TO DO - Every line containing the word "this" needs to be found and copied.

(Stored data entries)
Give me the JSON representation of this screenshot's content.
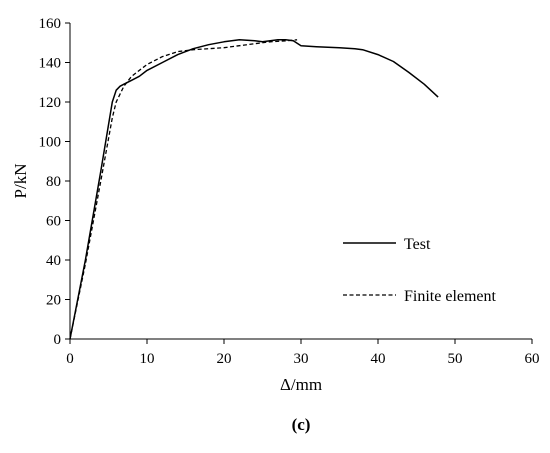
{
  "chart_data": {
    "type": "line",
    "xlabel": "Δ/mm",
    "ylabel": "P/kN",
    "xlim": [
      0,
      60
    ],
    "ylim": [
      0,
      160
    ],
    "xticks": [
      0,
      10,
      20,
      30,
      40,
      50,
      60
    ],
    "yticks": [
      0,
      20,
      40,
      60,
      80,
      100,
      120,
      140,
      160
    ],
    "grid": false,
    "legend_position": "right",
    "panel_label": "(c)",
    "series": [
      {
        "name": "Test",
        "style": "solid",
        "x": [
          0,
          2,
          4,
          5.5,
          6,
          6.5,
          7,
          8,
          9,
          10,
          12,
          14,
          16,
          18,
          20,
          22,
          24,
          25,
          26,
          27,
          28,
          29,
          30,
          32,
          35,
          37,
          38,
          40,
          42,
          44,
          46,
          47.8
        ],
        "y": [
          0,
          40,
          85,
          120,
          126,
          128,
          129,
          131,
          133,
          136,
          140,
          144,
          147,
          149,
          150.5,
          151.5,
          151,
          150.5,
          151,
          151.5,
          151.5,
          151,
          148.5,
          148,
          147.5,
          147,
          146.5,
          144,
          140.5,
          135,
          129,
          122.5
        ]
      },
      {
        "name": "Finite element",
        "style": "dashed",
        "x": [
          0,
          2,
          4,
          5.5,
          6,
          7,
          8,
          10,
          12,
          14,
          16,
          18,
          20,
          22,
          24,
          26,
          28,
          29.5
        ],
        "y": [
          0,
          38,
          80,
          112,
          120,
          128,
          133,
          139,
          143,
          145.5,
          146.5,
          147,
          147.5,
          148.5,
          149.5,
          150.5,
          151,
          151.5
        ]
      }
    ]
  }
}
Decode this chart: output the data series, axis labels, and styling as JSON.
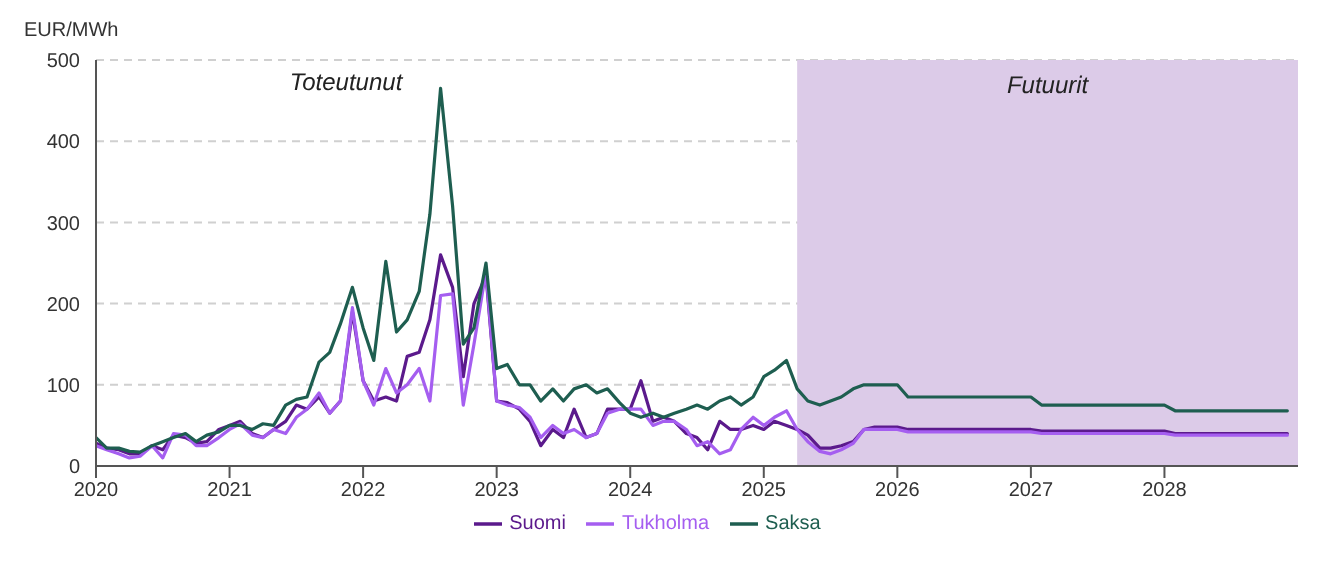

FINISHED TASK -
Give me the JSON representation of this screenshot's content.
Decode this chart: output the data series, axis labels, and styling as JSON.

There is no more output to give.